What is being asked – Collect each line containing "Screws".

Dataset rows –
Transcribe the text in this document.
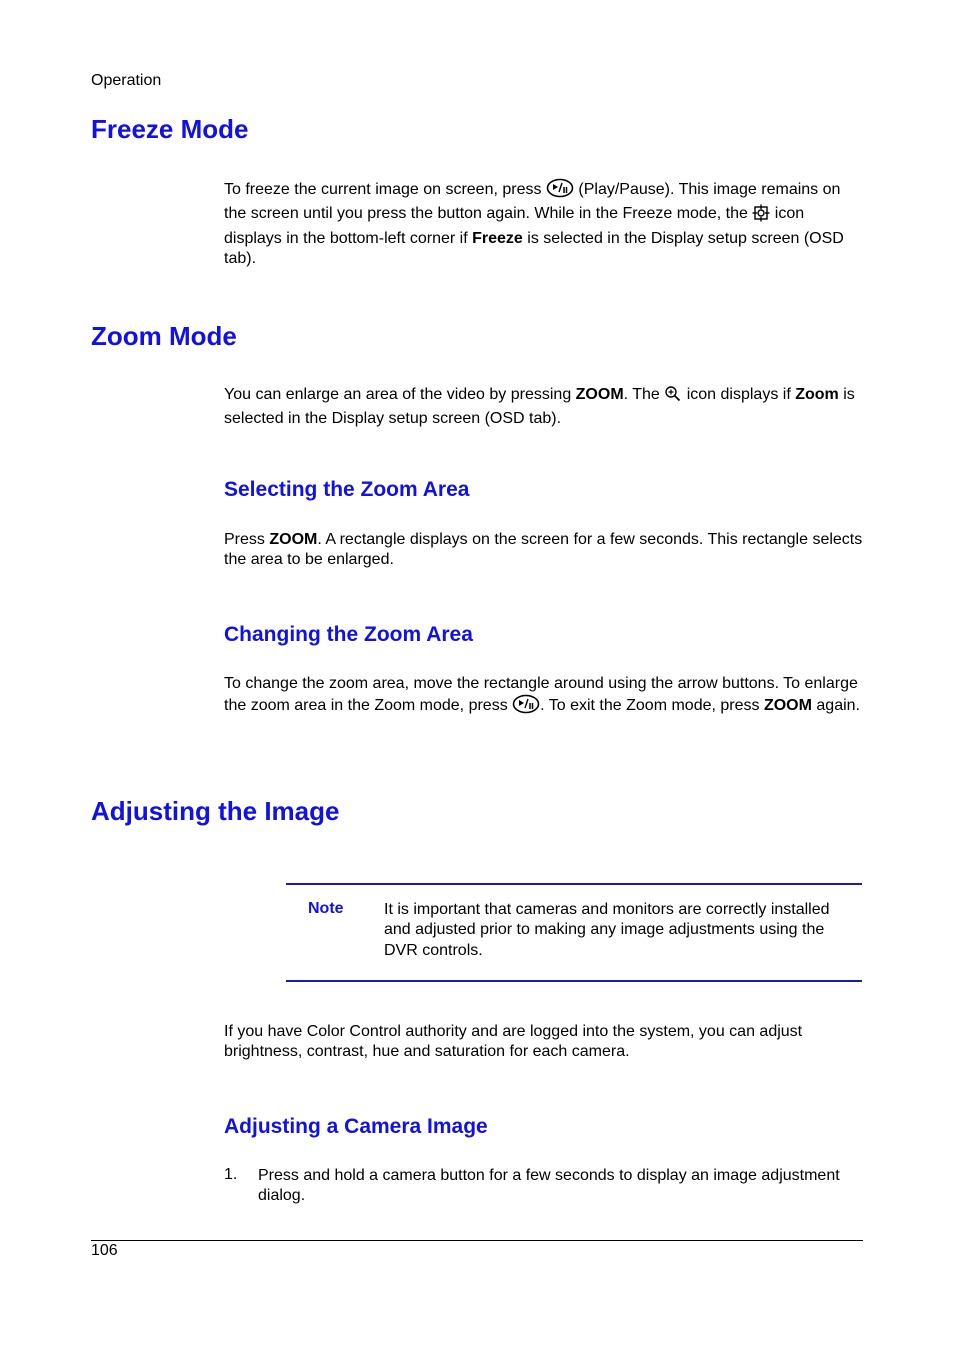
Operation
Freeze Mode
To freeze the current image on screen, press  (Play/Pause). This image remains on the screen until you press the button again. While in the Freeze mode, the  icon displays in the bottom-left corner if Freeze is selected in the Display setup screen (OSD tab).
Zoom Mode
You can enlarge an area of the video by pressing ZOOM. The  icon displays if Zoom is selected in the Display setup screen (OSD tab).
Selecting the Zoom Area
Press ZOOM. A rectangle displays on the screen for a few seconds. This rectangle selects the area to be enlarged.
Changing the Zoom Area
To change the zoom area, move the rectangle around using the arrow buttons. To enlarge the zoom area in the Zoom mode, press . To exit the Zoom mode, press ZOOM again.
Adjusting the Image
Note	It is important that cameras and monitors are correctly installed and adjusted prior to making any image adjustments using the DVR controls.
If you have Color Control authority and are logged into the system, you can adjust brightness, contrast, hue and saturation for each camera.
Adjusting a Camera Image
1. Press and hold a camera button for a few seconds to display an image adjustment dialog.
106
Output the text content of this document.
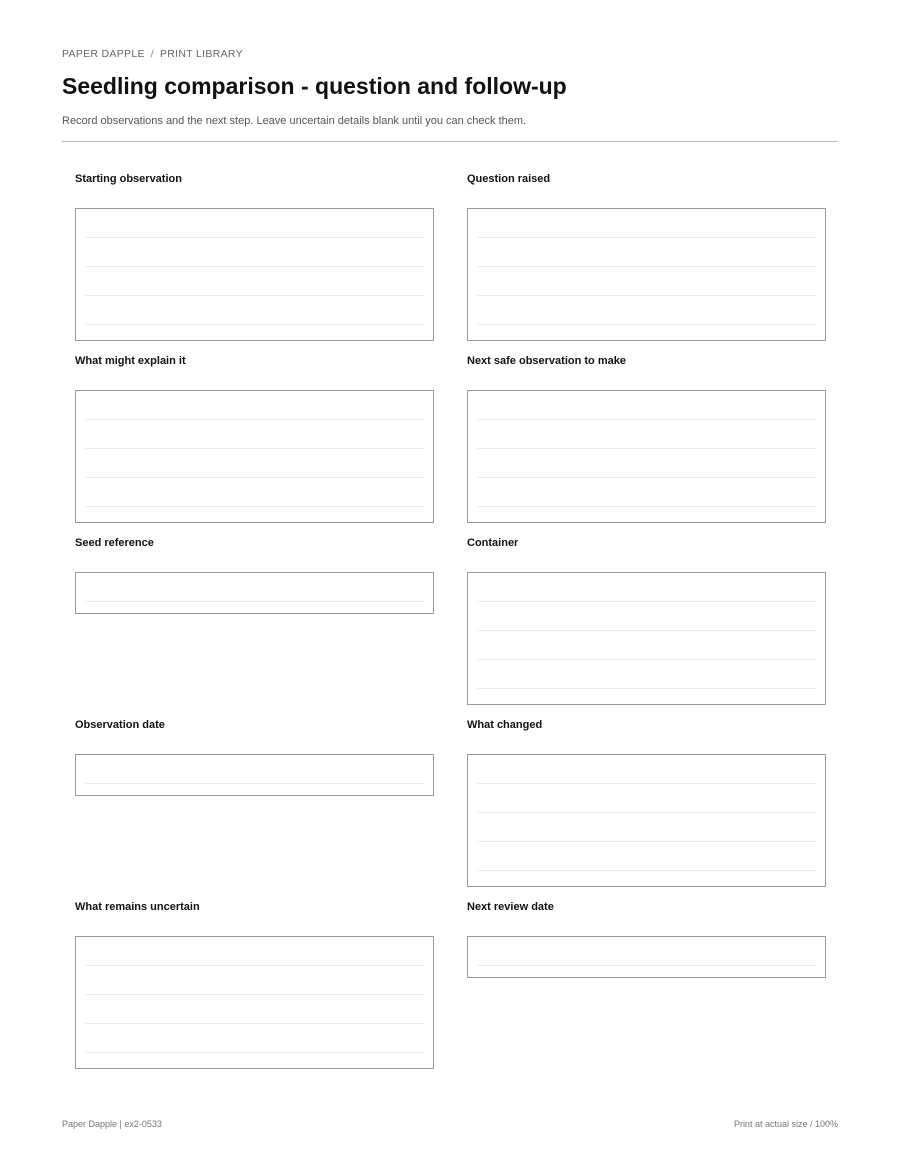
PAPER DAPPLE / PRINT LIBRARY
Seedling comparison - question and follow-up

Record observations and the next step. Leave uncertain details blank until you can check them.

Starting observation	Question raised
What might explain it	Next safe observation to make
Seed reference	Container
Observation date	What changed
What remains uncertain	Next review date
Paper Dapple | ex2-0533	Print at actual size / 100%
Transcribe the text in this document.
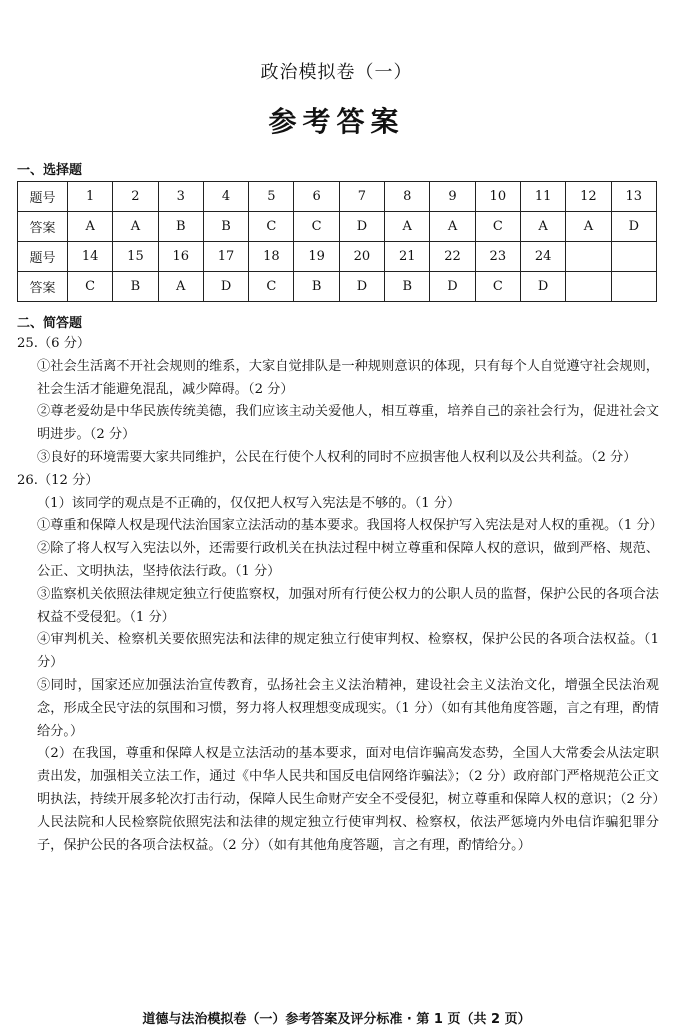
政治模拟卷（一）
参考答案
一、选择题
题号	1	2	3	4	5	6	7	8	9	10	11	12	13
答案	A	A	B	B	C	C	D	A	A	C	A	A	D
题号	14	15	16	17	18	19	20	21	22	23	24		
答案	C	B	A	D	C	B	D	B	D	C	D		
二、简答题

25.（6 分）

①社会生活离不开社会规则的维系，大家自觉排队是一种规则意识的体现，只有每个人自觉遵守社会规则，社会生活才能避免混乱，减少障碍。（2 分）

②尊老爱幼是中华民族传统美德，我们应该主动关爱他人，相互尊重，培养自己的亲社会行为，促进社会文明进步。（2 分）

③良好的环境需要大家共同维护，公民在行使个人权利的同时不应损害他人权利以及公共利益。（2 分）

26.（12 分）

（1）该同学的观点是不正确的，仅仅把人权写入宪法是不够的。（1 分）

①尊重和保障人权是现代法治国家立法活动的基本要求。我国将人权保护写入宪法是对人权的重视。（1 分）

②除了将人权写入宪法以外，还需要行政机关在执法过程中树立尊重和保障人权的意识，做到严格、规范、公正、文明执法，坚持依法行政。（1 分）

③监察机关依照法律规定独立行使监察权，加强对所有行使公权力的公职人员的监督，保护公民的各项合法权益不受侵犯。（1 分）

④审判机关、检察机关要依照宪法和法律的规定独立行使审判权、检察权，保护公民的各项合法权益。（1 分）

⑤同时，国家还应加强法治宣传教育，弘扬社会主义法治精神，建设社会主义法治文化，增强全民法治观念，形成全民守法的氛围和习惯，努力将人权理想变成现实。（1 分）（如有其他角度答题，言之有理，酌情给分。）

（2）在我国，尊重和保障人权是立法活动的基本要求，面对电信诈骗高发态势，全国人大常委会从法定职责出发，加强相关立法工作，通过《中华人民共和国反电信网络诈骗法》；（2 分）政府部门严格规范公正文明执法，持续开展多轮次打击行动，保障人民生命财产安全不受侵犯，树立尊重和保障人权的意识；（2 分）人民法院和人民检察院依照宪法和法律的规定独立行使审判权、检察权，依法严惩境内外电信诈骗犯罪分子，保护公民的各项合法权益。（2 分）（如有其他角度答题，言之有理，酌情给分。）

道德与法治模拟卷（一）参考答案及评分标准 · 第 1 页（共 2 页）
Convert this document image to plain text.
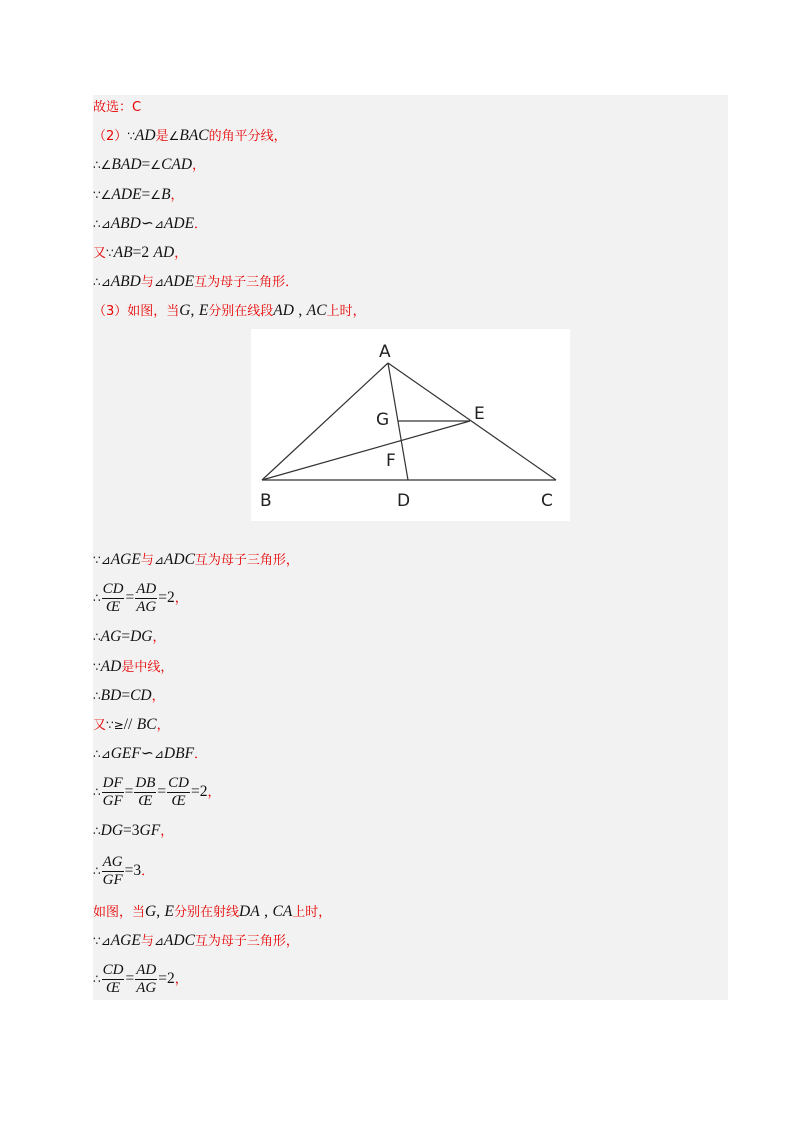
故选：C
（2）∵AD是∠BAC的角平分线，
∴∠BAD=∠CAD，
∵∠ADE=∠B，
∴⊿ABD∽⊿ADE．
又∵AB=2 AD，
∴⊿ABD与⊿ADE互为母子三角形．
（3）如图，当G, E分别在线段AD , AC上时，
A
B	C
D
E
F
G
∵⊿AGE与⊿ADC互为母子三角形，
∴ $\frac{CD}{Œ} = \frac{AD}{AG} =2$，
∴AG=DG，
∵AD是中线，
∴BD=CD，
又∵≥// BC，
∴⊿GEF∽⊿DBF．
∴ $\frac{DF}{GF} = \frac{DB}{Œ} = \frac{CD}{Œ} =2$，
∴DG=3GF，
∴ $\frac{AG}{GF} =3$．
如图，当G, E分别在射线DA , CA上时，
∵⊿AGE与⊿ADC互为母子三角形，
∴ $\frac{CD}{Œ} = \frac{AD}{AG} =2$，
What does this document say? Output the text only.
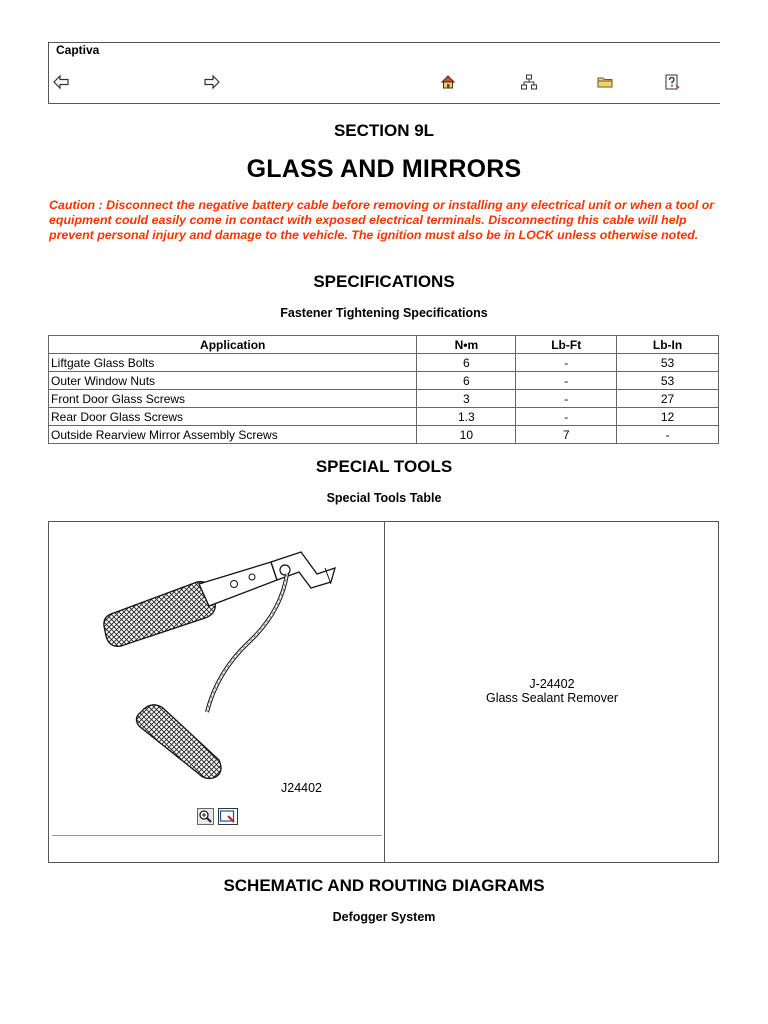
Captiva
SECTION 9L
GLASS AND MIRRORS
Caution : Disconnect the negative battery cable before removing or installing any electrical unit or when a tool or equipment could easily come in contact with exposed electrical terminals. Disconnecting this cable will help prevent personal injury and damage to the vehicle. The ignition must also be in LOCK unless otherwise noted.
SPECIFICATIONS
Fastener Tightening Specifications
Application	N•m	Lb-Ft	Lb-In
Liftgate Glass Bolts	6	-	53
Outer Window Nuts	6	-	53
Front Door Glass Screws	3	-	27
Rear Door Glass Screws	1.3	-	12
Outside Rearview Mirror Assembly Screws	10	7	-
SPECIAL TOOLS
Special Tools Table
J24402

J-24402
Glass Sealant Remover
SCHEMATIC AND ROUTING DIAGRAMS
Defogger System
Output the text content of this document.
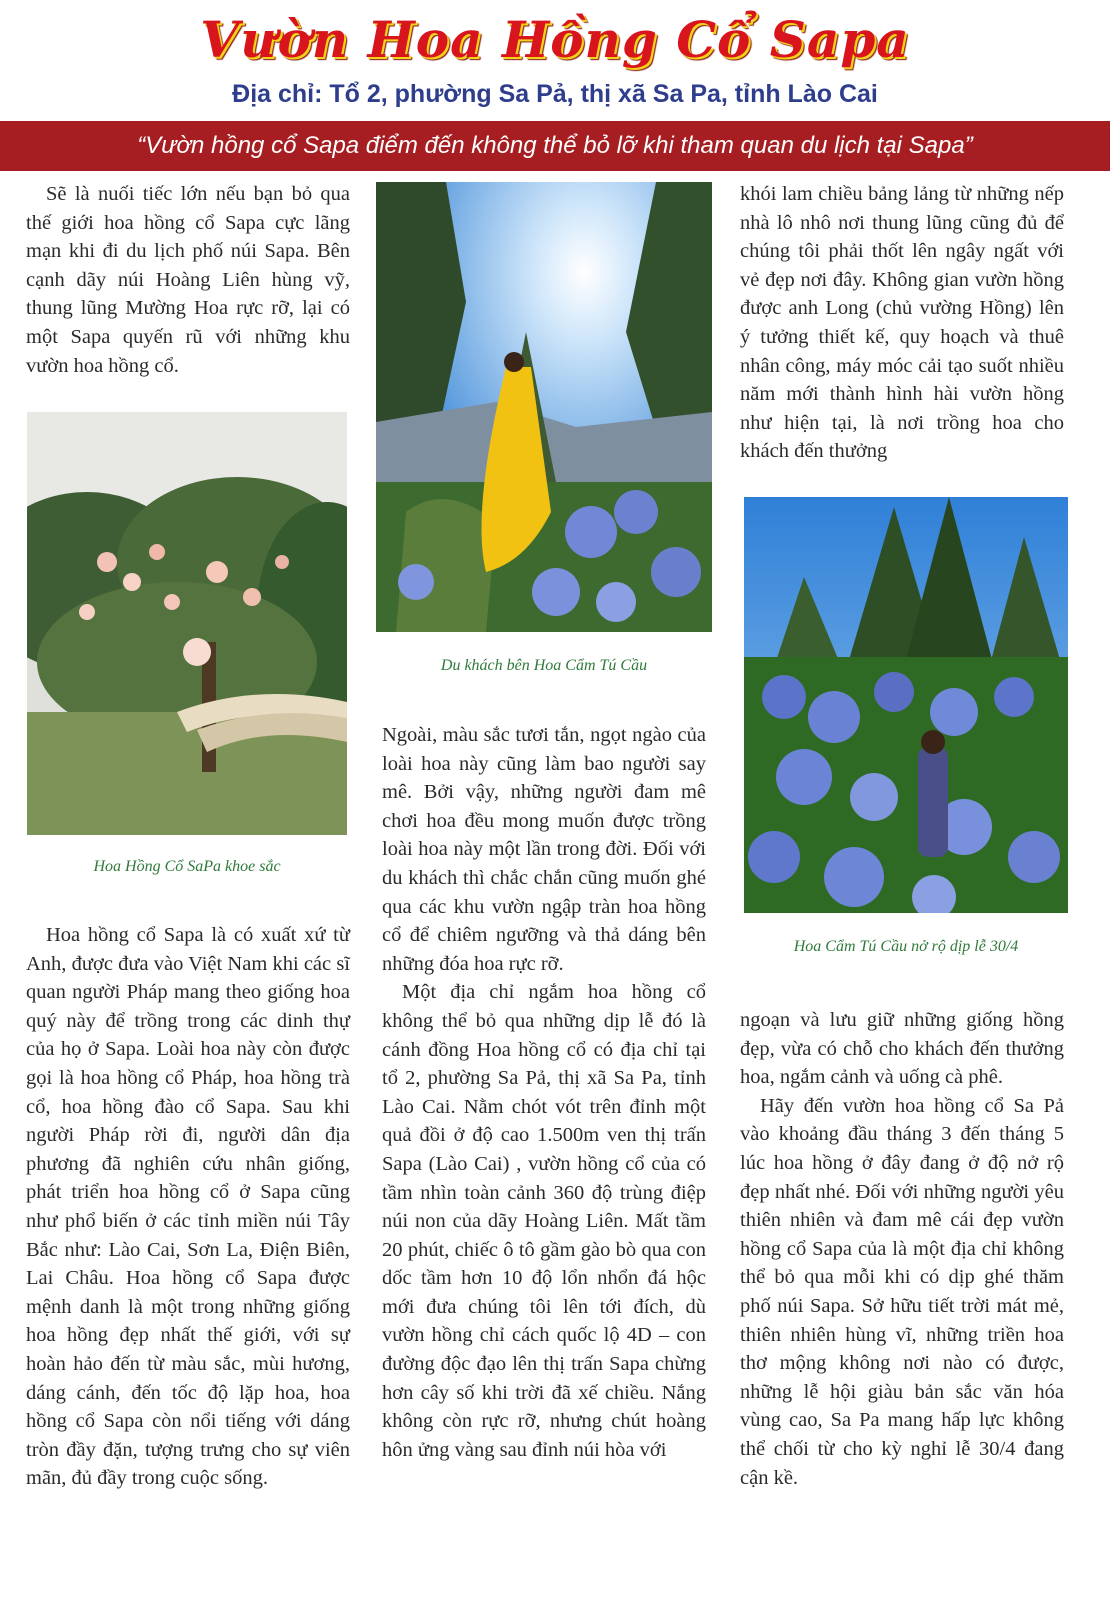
Vườn Hoa Hồng Cổ Sapa
Địa chỉ: Tổ 2, phường Sa Pả, thị xã Sa Pa, tỉnh Lào Cai
“Vườn hồng cổ Sapa điểm đến không thể bỏ lỡ khi tham quan du lịch tại Sapa”

Sẽ là nuối tiếc lớn nếu bạn bỏ qua thế giới hoa hồng cổ Sapa cực lãng mạn khi đi du lịch phố núi Sapa. Bên cạnh dãy núi Hoàng Liên hùng vỹ, thung lũng Mường Hoa rực rỡ, lại có một Sapa quyến rũ với những khu vườn hoa hồng cổ.

Hoa Hồng Cổ SaPa khoe sắc

Hoa hồng cổ Sapa là có xuất xứ từ Anh, được đưa vào Việt Nam khi các sĩ quan người Pháp mang theo giống hoa quý này để trồng trong các dinh thự của họ ở Sapa. Loài hoa này còn được gọi là hoa hồng cổ Pháp, hoa hồng trà cổ, hoa hồng đào cổ Sapa. Sau khi người Pháp rời đi, người dân địa phương đã nghiên cứu nhân giống, phát triển hoa hồng cổ ở Sapa cũng như phổ biến ở các tỉnh miền núi Tây Bắc như: Lào Cai, Sơn La, Điện Biên, Lai Châu. Hoa hồng cổ Sapa được mệnh danh là một trong những giống hoa hồng đẹp nhất thế giới, với sự hoàn hảo đến từ màu sắc, mùi hương, dáng cánh, đến tốc độ lặp hoa, hoa hồng cổ Sapa còn nổi tiếng với dáng tròn đầy đặn, tượng trưng cho sự viên mãn, đủ đầy trong cuộc sống.

Du khách bên Hoa Cẩm Tú Cầu

Ngoài, màu sắc tươi tắn, ngọt ngào của loài hoa này cũng làm bao người say mê. Bởi vậy, những người đam mê chơi hoa đều mong muốn được trồng loài hoa này một lần trong đời. Đối với du khách thì chắc chắn cũng muốn ghé qua các khu vườn ngập tràn hoa hồng cổ để chiêm ngưỡng và thả dáng bên những đóa hoa rực rỡ.

Một địa chỉ ngắm hoa hồng cổ không thể bỏ qua những dịp lễ đó là cánh đồng Hoa hồng cổ có địa chỉ tại tổ 2, phường Sa Pả, thị xã Sa Pa, tỉnh Lào Cai. Nằm chót vót trên đỉnh một quả đồi ở độ cao 1.500m ven thị trấn Sapa (Lào Cai) , vườn hồng cổ của có tầm nhìn toàn cảnh 360 độ trùng điệp núi non của dãy Hoàng Liên. Mất tầm 20 phút, chiếc ô tô gầm gào bò qua con dốc tầm hơn 10 độ lổn nhổn đá hộc mới đưa chúng tôi lên tới đích, dù vườn hồng chỉ cách quốc lộ 4D – con đường độc đạo lên thị trấn Sapa chừng hơn cây số khi trời đã xế chiều. Nắng không còn rực rỡ, nhưng chút hoàng hôn ửng vàng sau đỉnh núi hòa với

khói lam chiều bảng lảng từ những nếp nhà lô nhô nơi thung lũng cũng đủ để chúng tôi phải thốt lên ngây ngất với vẻ đẹp nơi đây. Không gian vườn hồng được anh Long (chủ vường Hồng) lên ý tưởng thiết kế, quy hoạch và thuê nhân công, máy móc cải tạo suốt nhiều năm mới thành hình hài vườn hồng như hiện tại, là nơi trồng hoa cho khách đến thưởng

Hoa Cẩm Tú Cầu nở rộ dịp lễ 30/4

ngoạn và lưu giữ những giống hồng đẹp, vừa có chỗ cho khách đến thưởng hoa, ngắm cảnh và uống cà phê.

Hãy đến vườn hoa hồng cổ Sa Pả vào khoảng đầu tháng 3 đến tháng 5 lúc hoa hồng ở đây đang ở độ nở rộ đẹp nhất nhé. Đối với những người yêu thiên nhiên và đam mê cái đẹp vườn hồng cổ Sapa của là một địa chỉ không thể bỏ qua mỗi khi có dịp ghé thăm phố núi Sapa. Sở hữu tiết trời mát mẻ, thiên nhiên hùng vĩ, những triền hoa thơ mộng không nơi nào có được, những lễ hội giàu bản sắc văn hóa vùng cao, Sa Pa mang hấp lực không thể chối từ cho kỳ nghỉ lễ 30/4 đang cận kề.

Full output –
Front Door Glass Screws	3	-	27
Rear Door Glass Screws	1.3	-	12
Outside Rearview Mirror Assembly Screws	10	7	-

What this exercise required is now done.